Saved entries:
━━━━━━━━━━━━━━━━━━━━

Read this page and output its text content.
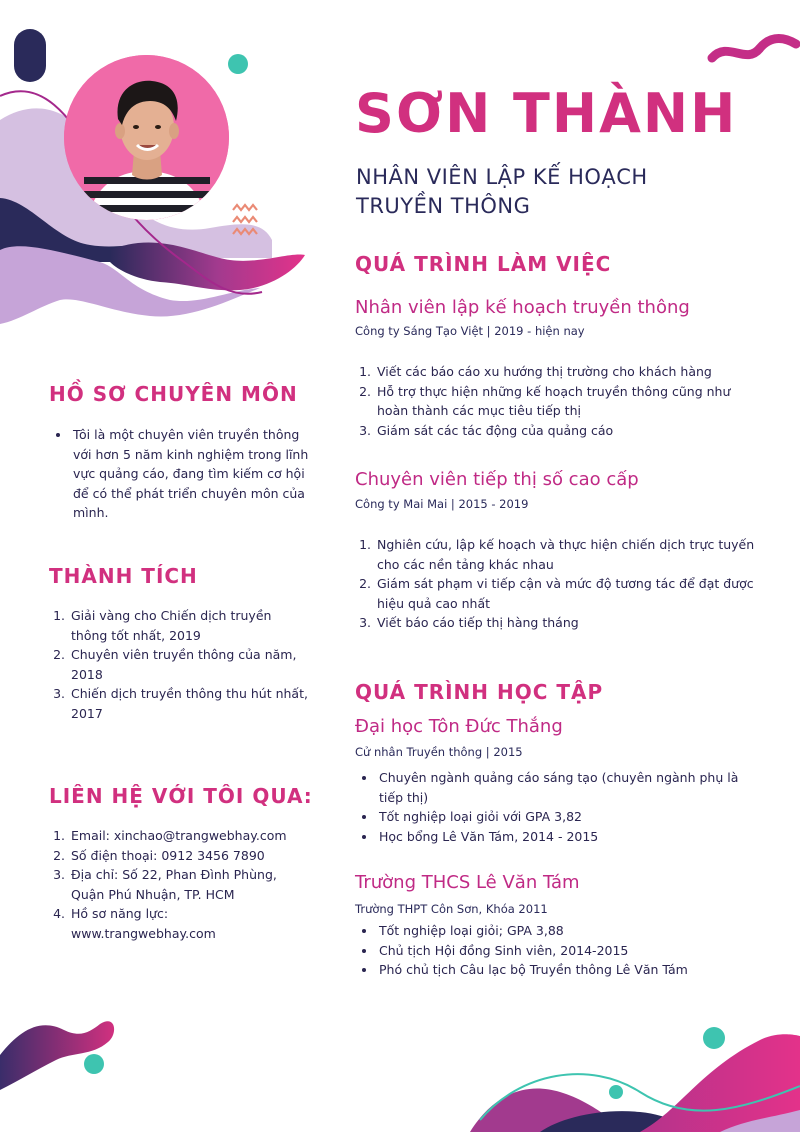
SƠN THÀNH
NHÂN VIÊN LẬP KẾ HOẠCH TRUYỀN THÔNG
HỒ SƠ CHUYÊN MÔN
• Tôi là một chuyên viên truyền thông với hơn 5 năm kinh nghiệm trong lĩnh vực quảng cáo, đang tìm kiếm cơ hội để có thể phát triển chuyên môn của mình.
THÀNH TÍCH
1. Giải vàng cho Chiến dịch truyền thông tốt nhất, 2019
2. Chuyên viên truyền thông của năm, 2018
3. Chiến dịch truyền thông thu hút nhất, 2017
LIÊN HỆ VỚI TÔI QUA:
1. Email: xinchao@trangwebhay.com
2. Số điện thoại: 0912 3456 7890
3. Địa chỉ: Số 22, Phan Đình Phùng, Quận Phú Nhuận, TP. HCM
4. Hồ sơ năng lực: www.trangwebhay.com
QUÁ TRÌNH LÀM VIỆC
Nhân viên lập kế hoạch truyền thông

Công ty Sáng Tạo Việt | 2019 - hiện nay

1. Viết các báo cáo xu hướng thị trường cho khách hàng
2. Hỗ trợ thực hiện những kế hoạch truyền thông cũng như hoàn thành các mục tiêu tiếp thị
3. Giám sát các tác động của quảng cáo
Chuyên viên tiếp thị số cao cấp

Công ty Mai Mai | 2015 - 2019

1. Nghiên cứu, lập kế hoạch và thực hiện chiến dịch trực tuyến cho các nền tảng khác nhau
2. Giám sát phạm vi tiếp cận và mức độ tương tác để đạt được hiệu quả cao nhất
3. Viết báo cáo tiếp thị hàng tháng
QUÁ TRÌNH HỌC TẬP
Đại học Tôn Đức Thắng

Cử nhân Truyền thông | 2015

• Chuyên ngành quảng cáo sáng tạo (chuyên ngành phụ là tiếp thị)
• Tốt nghiệp loại giỏi với GPA 3,82
• Học bổng Lê Văn Tám, 2014 - 2015
Trường THCS Lê Văn Tám

Trường THPT Côn Sơn, Khóa 2011

• Tốt nghiệp loại giỏi; GPA 3,88
• Chủ tịch Hội đồng Sinh viên, 2014-2015
• Phó chủ tịch Câu lạc bộ Truyền thông Lê Văn Tám
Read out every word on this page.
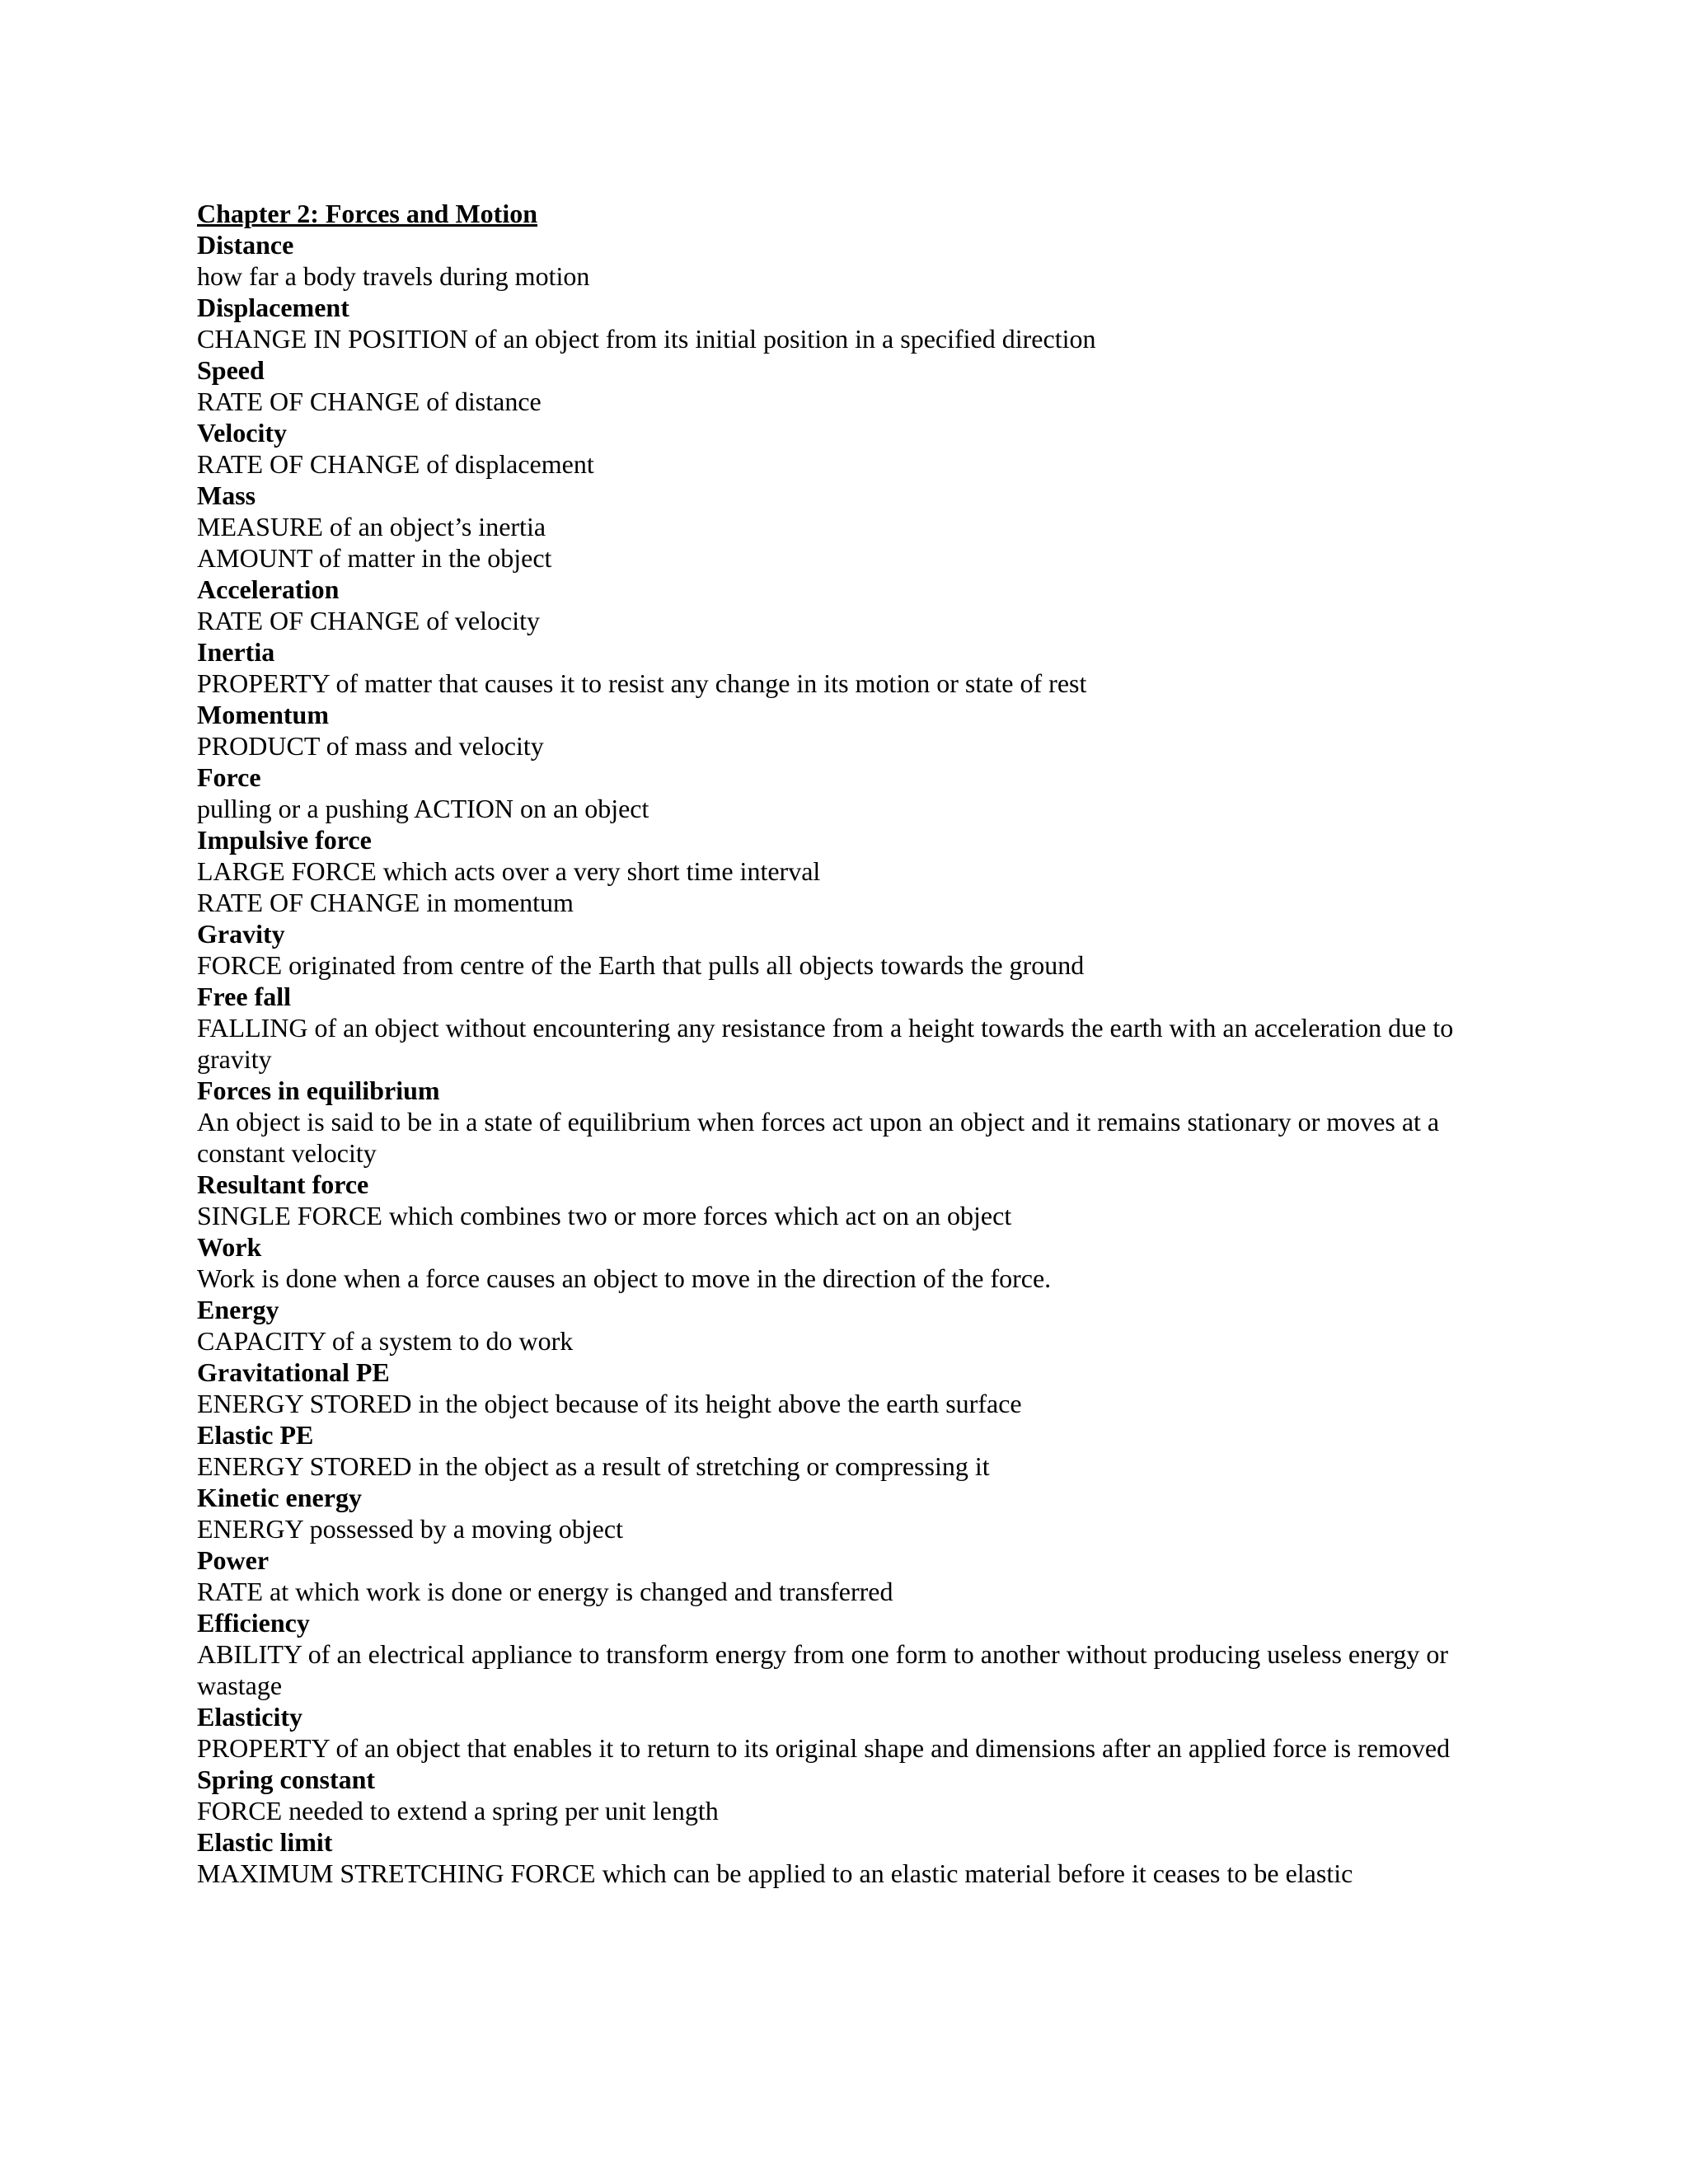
Chapter 2: Forces and Motion
Distance
how far a body travels during motion
Displacement
CHANGE IN POSITION of an object from its initial position in a specified direction
Speed
RATE OF CHANGE of distance
Velocity
RATE OF CHANGE of displacement
Mass
MEASURE of an object’s inertia
AMOUNT of matter in the object
Acceleration
RATE OF CHANGE of velocity
Inertia
PROPERTY of matter that causes it to resist any change in its motion or state of rest
Momentum
PRODUCT of mass and velocity
Force
pulling or a pushing ACTION on an object
Impulsive force
LARGE FORCE which acts over a very short time interval
RATE OF CHANGE in momentum
Gravity
FORCE originated from centre of the Earth that pulls all objects towards the ground
Free fall
FALLING of an object without encountering any resistance from a height towards the earth with an acceleration due to gravity
Forces in equilibrium
An object is said to be in a state of equilibrium when forces act upon an object and it remains stationary or moves at a constant velocity
Resultant force
SINGLE FORCE which combines two or more forces which act on an object
Work
Work is done when a force causes an object to move in the direction of the force.
Energy
CAPACITY of a system to do work
Gravitational PE
ENERGY STORED in the object because of its height above the earth surface
Elastic PE
ENERGY STORED in the object as a result of stretching or compressing it
Kinetic energy
ENERGY possessed by a moving object
Power
RATE at which work is done or energy is changed and transferred
Efficiency
ABILITY of an electrical appliance to transform energy from one form to another without producing useless energy or wastage
Elasticity
PROPERTY of an object that enables it to return to its original shape and dimensions after an applied force is removed
Spring constant
FORCE needed to extend a spring per unit length
Elastic limit
MAXIMUM STRETCHING FORCE which can be applied to an elastic material before it ceases to be elastic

━━━━━━━━━━━━━━━━━━━━

_STATED GOAL_
All records above are to be printed exactly, minus the pictures they contain.

_IN RESPONSE_
Read this page and output its text content.
SƠN THÀNH
NHÂN VIÊN LẬP KẾ HOẠCH TRUYỀN THÔNG
HỒ SƠ CHUYÊN MÔN
• Tôi là một chuyên viên truyền thông với hơn 5 năm kinh nghiệm trong lĩnh vực quảng cáo, đang tìm kiếm cơ hội để có thể phát triển chuyên môn của mình.
THÀNH TÍCH
1. Giải vàng cho Chiến dịch truyền thông tốt nhất, 2019
2. Chuyên viên truyền thông của năm, 2018
3. Chiến dịch truyền thông thu hút nhất, 2017
LIÊN HỆ VỚI TÔI QUA:
1. Email: xinchao@trangwebhay.com
2. Số điện thoại: 0912 3456 7890
3. Địa chỉ: Số 22, Phan Đình Phùng, Quận Phú Nhuận, TP. HCM
4. Hồ sơ năng lực: www.trangwebhay.com
QUÁ TRÌNH LÀM VIỆC
Nhân viên lập kế hoạch truyền thông

Công ty Sáng Tạo Việt | 2019 - hiện nay

1. Viết các báo cáo xu hướng thị trường cho khách hàng
2. Hỗ trợ thực hiện những kế hoạch truyền thông cũng như hoàn thành các mục tiêu tiếp thị
3. Giám sát các tác động của quảng cáo
Chuyên viên tiếp thị số cao cấp

Công ty Mai Mai | 2015 - 2019

1. Nghiên cứu, lập kế hoạch và thực hiện chiến dịch trực tuyến cho các nền tảng khác nhau
2. Giám sát phạm vi tiếp cận và mức độ tương tác để đạt được hiệu quả cao nhất
3. Viết báo cáo tiếp thị hàng tháng
QUÁ TRÌNH HỌC TẬP
Đại học Tôn Đức Thắng

Cử nhân Truyền thông | 2015

• Chuyên ngành quảng cáo sáng tạo (chuyên ngành phụ là tiếp thị)
• Tốt nghiệp loại giỏi với GPA 3,82
• Học bổng Lê Văn Tám, 2014 - 2015
Trường THCS Lê Văn Tám

Trường THPT Côn Sơn, Khóa 2011

• Tốt nghiệp loại giỏi; GPA 3,88
• Chủ tịch Hội đồng Sinh viên, 2014-2015
• Phó chủ tịch Câu lạc bộ Truyền thông Lê Văn Tám
Read out every word on this page.
Chapter 2: Forces and Motion
Distance
how far a body travels during motion
Displacement
CHANGE IN POSITION of an object from its initial position in a specified direction
Speed
RATE OF CHANGE of distance
Velocity
RATE OF CHANGE of displacement
Mass
MEASURE of an object’s inertia
AMOUNT of matter in the object
Acceleration
RATE OF CHANGE of velocity
Inertia
PROPERTY of matter that causes it to resist any change in its motion or state of rest
Momentum
PRODUCT of mass and velocity
Force
pulling or a pushing ACTION on an object
Impulsive force
LARGE FORCE which acts over a very short time interval
RATE OF CHANGE in momentum
Gravity
FORCE originated from centre of the Earth that pulls all objects towards the ground
Free fall
FALLING of an object without encountering any resistance from a height towards the earth with an acceleration due to gravity
Forces in equilibrium
An object is said to be in a state of equilibrium when forces act upon an object and it remains stationary or moves at a constant velocity
Resultant force
SINGLE FORCE which combines two or more forces which act on an object
Work
Work is done when a force causes an object to move in the direction of the force.
Energy
CAPACITY of a system to do work
Gravitational PE
ENERGY STORED in the object because of its height above the earth surface
Elastic PE
ENERGY STORED in the object as a result of stretching or compressing it
Kinetic energy
ENERGY possessed by a moving object
Power
RATE at which work is done or energy is changed and transferred
Efficiency
ABILITY of an electrical appliance to transform energy from one form to another without producing useless energy or wastage
Elasticity
PROPERTY of an object that enables it to return to its original shape and dimensions after an applied force is removed
Spring constant
FORCE needed to extend a spring per unit length
Elastic limit
MAXIMUM STRETCHING FORCE which can be applied to an elastic material before it ceases to be elastic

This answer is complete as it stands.